→ Exercise data
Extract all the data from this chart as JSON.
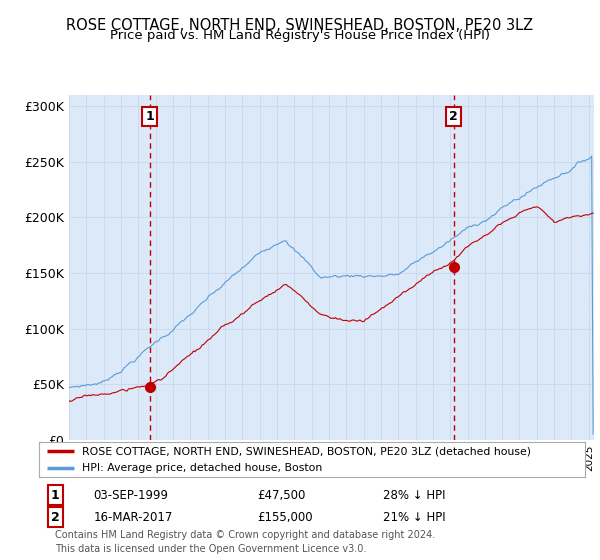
{
  "title": "ROSE COTTAGE, NORTH END, SWINESHEAD, BOSTON, PE20 3LZ",
  "subtitle": "Price paid vs. HM Land Registry's House Price Index (HPI)",
  "ylabel_ticks": [
    "£0",
    "£50K",
    "£100K",
    "£150K",
    "£200K",
    "£250K",
    "£300K"
  ],
  "ytick_values": [
    0,
    50000,
    100000,
    150000,
    200000,
    250000,
    300000
  ],
  "ylim": [
    0,
    310000
  ],
  "xlim_start": 1995.0,
  "xlim_end": 2025.3,
  "sale1_date": 1999.67,
  "sale1_price": 47500,
  "sale1_label": "1",
  "sale2_date": 2017.21,
  "sale2_price": 155000,
  "sale2_label": "2",
  "hpi_color": "#5b9bd5",
  "price_color": "#c00000",
  "grid_color": "#c8d8ee",
  "bg_color": "#dce9f8",
  "legend_line1": "ROSE COTTAGE, NORTH END, SWINESHEAD, BOSTON, PE20 3LZ (detached house)",
  "legend_line2": "HPI: Average price, detached house, Boston",
  "annotation1_date": "03-SEP-1999",
  "annotation1_price": "£47,500",
  "annotation1_hpi": "28% ↓ HPI",
  "annotation2_date": "16-MAR-2017",
  "annotation2_price": "£155,000",
  "annotation2_hpi": "21% ↓ HPI",
  "footer": "Contains HM Land Registry data © Crown copyright and database right 2024.\nThis data is licensed under the Open Government Licence v3.0."
}
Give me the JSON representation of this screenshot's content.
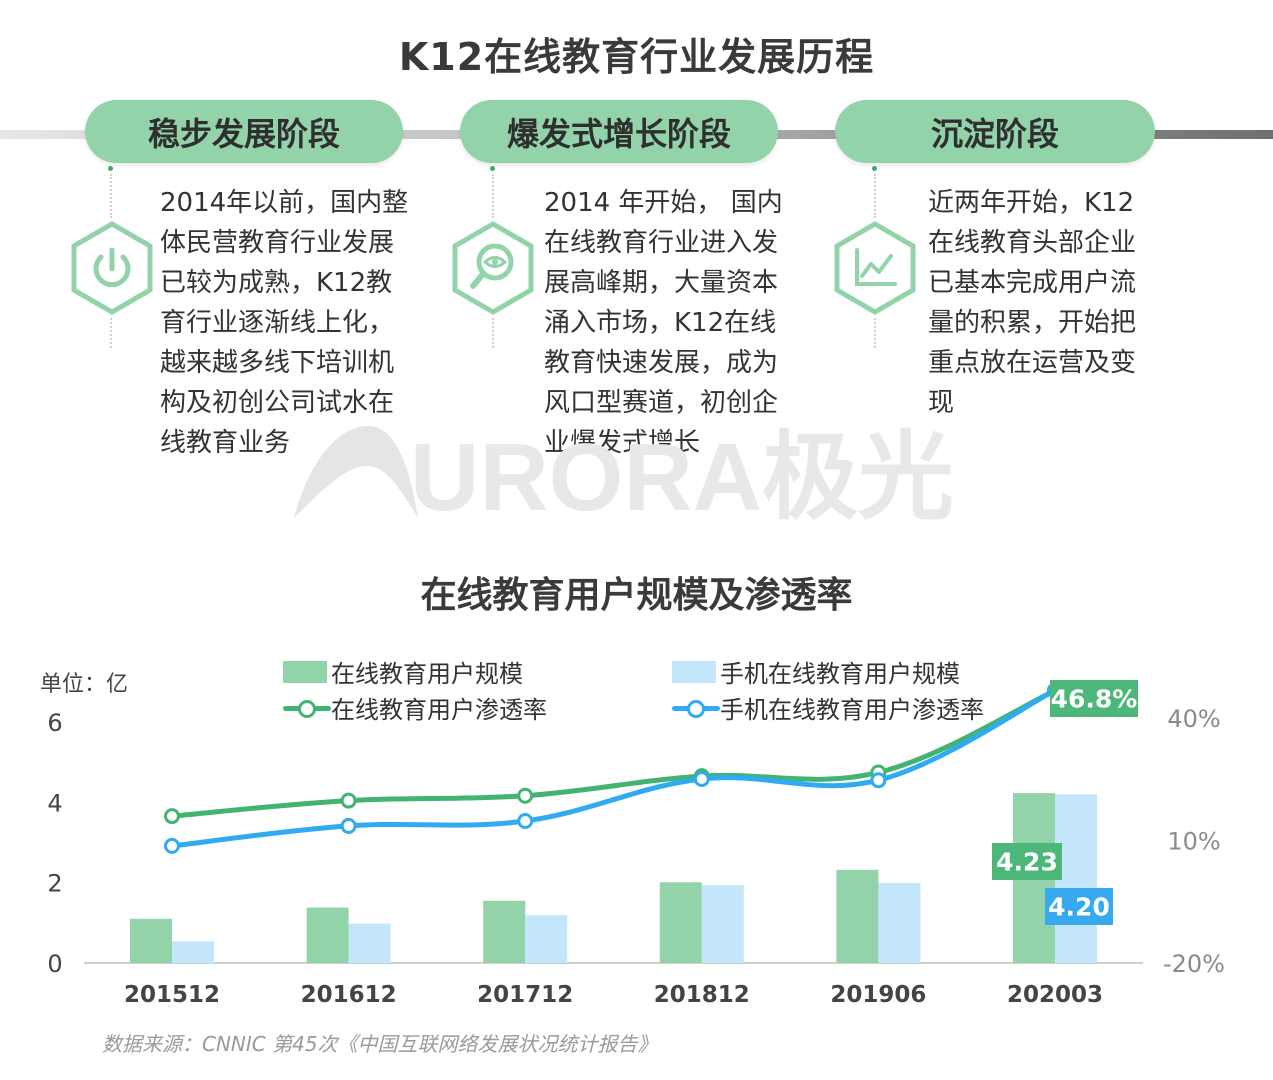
{
  "page": {
    "title": "K12在线教育行业发展历程",
    "chart_title": "在线教育用户规模及渗透率",
    "unit": "单位：亿",
    "source": "数据来源：CNNIC 第45次《中国互联网络发展状况统计报告》",
    "watermark": "URORA极光"
  },
  "stages": [
    {
      "label": "稳步发展阶段",
      "icon": "power-icon",
      "text": "2014年以前，国内整\n体民营教育行业发展\n已较为成熟，K12教\n育行业逐渐线上化，\n越来越多线下培训机\n构及初创公司试水在\n线教育业务"
    },
    {
      "label": "爆发式增长阶段",
      "icon": "magnifier-eye-icon",
      "text": "2014 年开始， 国内\n在线教育行业进入发\n展高峰期，大量资本\n涌入市场，K12在线\n教育快速发展，成为\n风口型赛道，初创企\n业爆发式增长"
    },
    {
      "label": "沉淀阶段",
      "icon": "trend-chart-icon",
      "text": "近两年开始，K12\n在线教育头部企业\n已基本完成用户流\n量的积累，开始把\n重点放在运营及变\n现"
    }
  ],
  "colors": {
    "green_bar": "#93d3a9",
    "blue_bar": "#c4e6fb",
    "green_line": "#43b372",
    "blue_line": "#30aaf0",
    "green_label": "#4cb778",
    "blue_label": "#37a9ee",
    "pill": "#93d3a9"
  },
  "chart_data": {
    "type": "bar",
    "categories": [
      "201512",
      "201612",
      "201712",
      "201812",
      "201906",
      "202003"
    ],
    "left_axis": {
      "ticks": [
        "0",
        "2",
        "4",
        "6"
      ],
      "ylim": [
        0,
        6
      ]
    },
    "right_axis": {
      "ticks": [
        "-20%",
        "10%",
        "40%"
      ],
      "ylim": [
        -20,
        55
      ]
    },
    "series": [
      {
        "name": "在线教育用户规模",
        "kind": "bar",
        "axis": "left",
        "values": [
          1.1,
          1.38,
          1.55,
          2.01,
          2.32,
          4.23
        ]
      },
      {
        "name": "手机在线教育用户规模",
        "kind": "bar",
        "axis": "left",
        "values": [
          0.54,
          0.98,
          1.19,
          1.94,
          1.99,
          4.2
        ]
      },
      {
        "name": "在线教育用户渗透率",
        "kind": "line",
        "axis": "right",
        "values": [
          16.0,
          19.8,
          21.0,
          25.8,
          26.7,
          46.8
        ]
      },
      {
        "name": "手机在线教育用户渗透率",
        "kind": "line",
        "axis": "right",
        "values": [
          8.7,
          13.6,
          14.8,
          25.1,
          24.8,
          46.8
        ]
      }
    ],
    "data_labels": {
      "green_bar_last": "4.23",
      "blue_bar_last": "4.20",
      "line_last": "46.8%"
    },
    "legend_position": "top",
    "grid": false
  }
}
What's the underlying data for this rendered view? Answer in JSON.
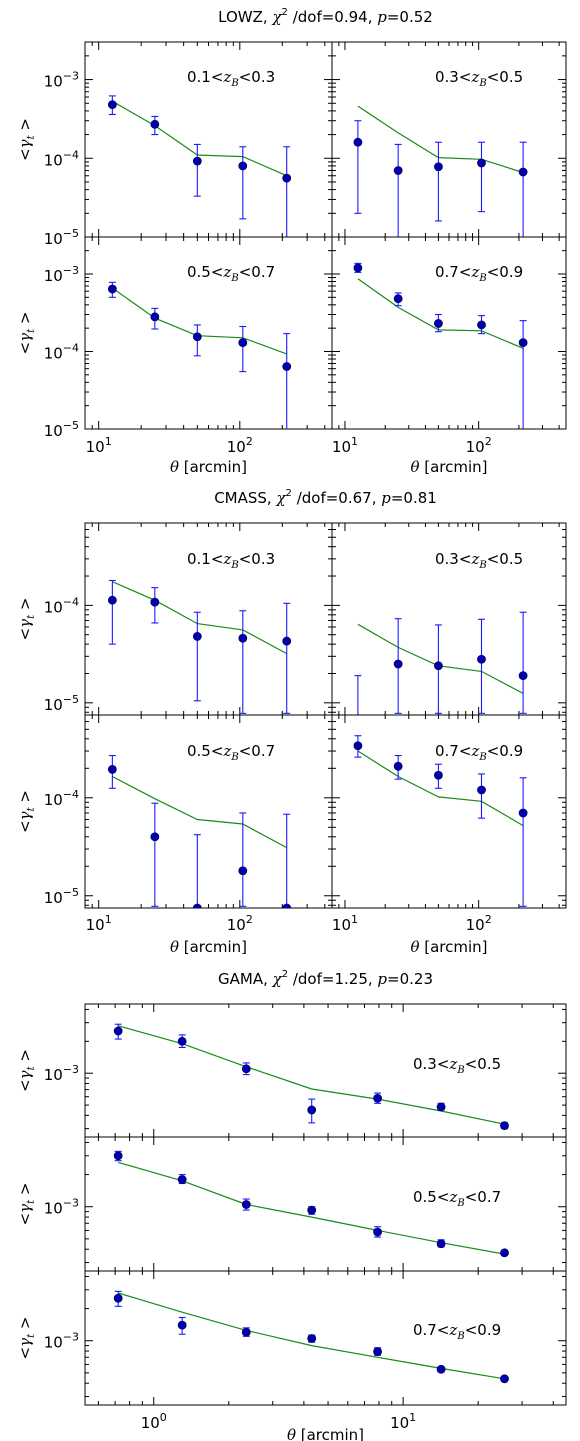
{
  "chart_data": [
    {
      "type": "scatter",
      "title": "LOWZ, χ² /dof=0.94, p=0.52",
      "title_parts": {
        "name": "LOWZ, ",
        "chi_symbol": "χ",
        "chi_exp": "2",
        "dof": " /dof=0.94, ",
        "p_symbol": "p",
        "p_value": "=0.52"
      },
      "xlabel": "θ [arcmin]",
      "ylabel": "<γ_t >",
      "xscale": "log",
      "yscale": "log",
      "xlim": [
        8,
        450
      ],
      "ylim": [
        1e-05,
        0.003
      ],
      "xticks": [
        "10^1",
        "10^2"
      ],
      "yticks": [
        "10^-5",
        "10^-4",
        "10^-3"
      ],
      "grid": "2x2",
      "panels": [
        {
          "label": "0.1<z_B<0.3",
          "x": [
            12.5,
            25,
            50,
            105,
            215
          ],
          "y": [
            0.00048,
            0.00027,
            9.2e-05,
            8e-05,
            5.6e-05
          ],
          "err_lo": [
            0.00036,
            0.0002,
            3.3e-05,
            1.7e-05,
            9.5e-06
          ],
          "err_hi": [
            0.00062,
            0.00034,
            0.00015,
            0.00014,
            0.00014
          ],
          "model": [
            0.00053,
            0.00026,
            0.00011,
            0.000105,
            6e-05
          ]
        },
        {
          "label": "0.3<z_B<0.5",
          "x": [
            12.5,
            25,
            50,
            105,
            215
          ],
          "y": [
            0.00016,
            7e-05,
            7.8e-05,
            8.7e-05,
            6.7e-05
          ],
          "err_lo": [
            2e-05,
            9.5e-06,
            1.6e-05,
            2.1e-05,
            9.5e-06
          ],
          "err_hi": [
            0.0003,
            0.00015,
            0.00016,
            0.00016,
            0.00016
          ],
          "model": [
            0.00046,
            0.00021,
            0.000102,
            9.7e-05,
            6.6e-05
          ]
        },
        {
          "label": "0.5<z_B<0.7",
          "x": [
            12.5,
            25,
            50,
            105,
            215
          ],
          "y": [
            0.00064,
            0.00028,
            0.000155,
            0.00013,
            6.4e-05
          ],
          "err_lo": [
            0.0005,
            0.000195,
            8.8e-05,
            5.5e-05,
            9.5e-06
          ],
          "err_hi": [
            0.00078,
            0.00036,
            0.00022,
            0.00021,
            0.00017
          ],
          "model": [
            0.00066,
            0.00027,
            0.00016,
            0.00015,
            9.3e-05
          ]
        },
        {
          "label": "0.7<z_B<0.9",
          "x": [
            12.5,
            25,
            50,
            105,
            215
          ],
          "y": [
            0.0012,
            0.00048,
            0.00023,
            0.00022,
            0.00013
          ],
          "err_lo": [
            0.00105,
            0.00039,
            0.00018,
            0.00017,
            9.5e-06
          ],
          "err_hi": [
            0.00137,
            0.00057,
            0.0003,
            0.00029,
            0.00025
          ],
          "model": [
            0.00087,
            0.00037,
            0.00019,
            0.000185,
            0.00011
          ]
        }
      ]
    },
    {
      "type": "scatter",
      "title": "CMASS, χ² /dof=0.67, p=0.81",
      "title_parts": {
        "name": "CMASS, ",
        "chi_symbol": "χ",
        "chi_exp": "2",
        "dof": " /dof=0.67, ",
        "p_symbol": "p",
        "p_value": "=0.81"
      },
      "xlabel": "θ [arcmin]",
      "ylabel": "<γ_t >",
      "xscale": "log",
      "yscale": "log",
      "xlim": [
        8,
        450
      ],
      "ylim": [
        7.5e-06,
        0.0007
      ],
      "xticks": [
        "10^1",
        "10^2"
      ],
      "yticks": [
        "10^-5",
        "10^-4"
      ],
      "grid": "2x2",
      "panels": [
        {
          "label": "0.1<z_B<0.3",
          "x": [
            12.5,
            25,
            50,
            105,
            215
          ],
          "y": [
            0.000113,
            0.000108,
            4.8e-05,
            4.6e-05,
            4.3e-05
          ],
          "err_lo": [
            4e-05,
            6.6e-05,
            1.05e-05,
            7.8e-06,
            7.8e-06
          ],
          "err_hi": [
            0.00018,
            0.000152,
            8.5e-05,
            8.8e-05,
            0.000105
          ],
          "model": [
            0.000175,
            0.000113,
            6.5e-05,
            5.6e-05,
            3.2e-05
          ]
        },
        {
          "label": "0.3<z_B<0.5",
          "x": [
            12.5,
            25,
            50,
            105,
            215
          ],
          "y": [
            6.2e-06,
            2.5e-05,
            2.4e-05,
            2.8e-05,
            1.9e-05
          ],
          "err_lo": [
            6.2e-06,
            7.8e-06,
            7.8e-06,
            7.8e-06,
            7.8e-06
          ],
          "err_hi": [
            1.9e-05,
            7.3e-05,
            6.3e-05,
            7.2e-05,
            8.5e-05
          ],
          "model": [
            6.4e-05,
            3.7e-05,
            2.4e-05,
            2.1e-05,
            1.25e-05
          ]
        },
        {
          "label": "0.5<z_B<0.7",
          "x": [
            12.5,
            25,
            50,
            105,
            215
          ],
          "y": [
            0.000195,
            4e-05,
            7.5e-06,
            1.8e-05,
            7.5e-06
          ],
          "err_lo": [
            0.000125,
            7.8e-06,
            7.8e-06,
            7.8e-06,
            7.8e-06
          ],
          "err_hi": [
            0.00027,
            8.8e-05,
            4.2e-05,
            7e-05,
            6.8e-05
          ],
          "model": [
            0.000165,
            9.8e-05,
            6e-05,
            5.4e-05,
            3.1e-05
          ]
        },
        {
          "label": "0.7<z_B<0.9",
          "x": [
            12.5,
            25,
            50,
            105,
            215
          ],
          "y": [
            0.00034,
            0.00021,
            0.00017,
            0.00012,
            7e-05
          ],
          "err_lo": [
            0.00026,
            0.000155,
            0.000125,
            6.2e-05,
            7.8e-06
          ],
          "err_hi": [
            0.00043,
            0.00027,
            0.00022,
            0.000175,
            0.00016
          ],
          "model": [
            0.0003,
            0.000165,
            0.000102,
            9.2e-05,
            5.2e-05
          ]
        }
      ]
    },
    {
      "type": "scatter",
      "title": "GAMA, χ² /dof=1.25, p=0.23",
      "title_parts": {
        "name": "GAMA, ",
        "chi_symbol": "χ",
        "chi_exp": "2",
        "dof": " /dof=1.25, ",
        "p_symbol": "p",
        "p_value": "=0.23"
      },
      "xlabel": "θ [arcmin]",
      "ylabel": "<γ_t >",
      "xscale": "log",
      "yscale": "log",
      "xlim": [
        0.53,
        45
      ],
      "ylim": [
        0.00025,
        0.0045
      ],
      "xticks": [
        "10^0",
        "10^1"
      ],
      "yticks": [
        "10^-3"
      ],
      "grid": "3x1",
      "panels": [
        {
          "label": "0.3<z_B<0.5",
          "x": [
            0.72,
            1.3,
            2.35,
            4.3,
            7.9,
            14.2,
            25.5
          ],
          "y": [
            0.0025,
            0.002,
            0.0011,
            0.00045,
            0.00058,
            0.00048,
            0.00032
          ],
          "err_lo": [
            0.0021,
            0.00175,
            0.00097,
            0.00034,
            0.00052,
            0.00045,
            0.0003
          ],
          "err_hi": [
            0.0029,
            0.0023,
            0.00125,
            0.00057,
            0.00065,
            0.00052,
            0.00034
          ],
          "model": [
            0.0028,
            0.0019,
            0.00115,
            0.00071,
            0.00057,
            0.00044,
            0.00033
          ]
        },
        {
          "label": "0.5<z_B<0.7",
          "x": [
            0.72,
            1.3,
            2.35,
            4.3,
            7.9,
            14.2,
            25.5
          ],
          "y": [
            0.003,
            0.0018,
            0.00105,
            0.00093,
            0.00058,
            0.00045,
            0.00037
          ],
          "err_lo": [
            0.0027,
            0.00165,
            0.00093,
            0.00085,
            0.00052,
            0.00042,
            0.00035
          ],
          "err_hi": [
            0.0033,
            0.002,
            0.00118,
            0.001,
            0.00065,
            0.00049,
            0.00039
          ],
          "model": [
            0.0026,
            0.00175,
            0.00105,
            0.0008,
            0.0006,
            0.00046,
            0.00036
          ]
        },
        {
          "label": "0.7<z_B<0.9",
          "x": [
            0.72,
            1.3,
            2.35,
            4.3,
            7.9,
            14.2,
            25.5
          ],
          "y": [
            0.0025,
            0.0014,
            0.0012,
            0.00105,
            0.00079,
            0.00054,
            0.00044
          ],
          "err_lo": [
            0.0021,
            0.00115,
            0.0011,
            0.00097,
            0.00073,
            0.00051,
            0.00042
          ],
          "err_hi": [
            0.0029,
            0.00165,
            0.00132,
            0.00113,
            0.00086,
            0.00057,
            0.00046
          ],
          "model": [
            0.0028,
            0.00185,
            0.00125,
            0.0009,
            0.0007,
            0.00055,
            0.00044
          ]
        }
      ]
    }
  ]
}
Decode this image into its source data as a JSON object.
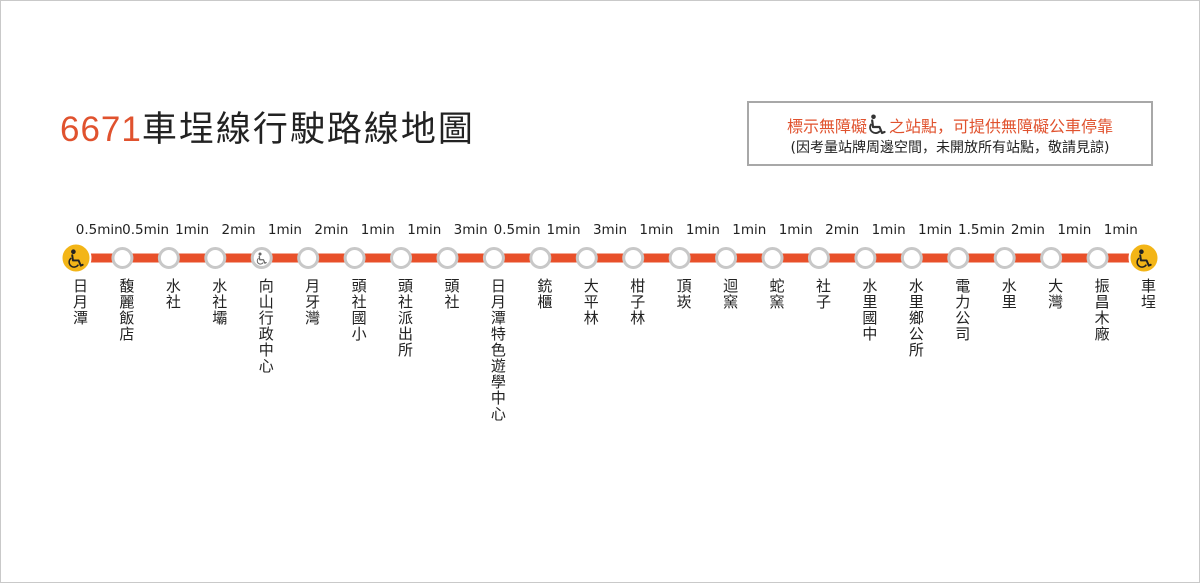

→ Required task
Return every line in the listing that contains the word "detached".

→ The solution
  "legend_line1": "ROSE COTTAGE, NORTH END, SWINESHEAD, BOSTON, PE20 3LZ (detached house)",
  "legend_line2": "HPI: Average price, detached house, Boston",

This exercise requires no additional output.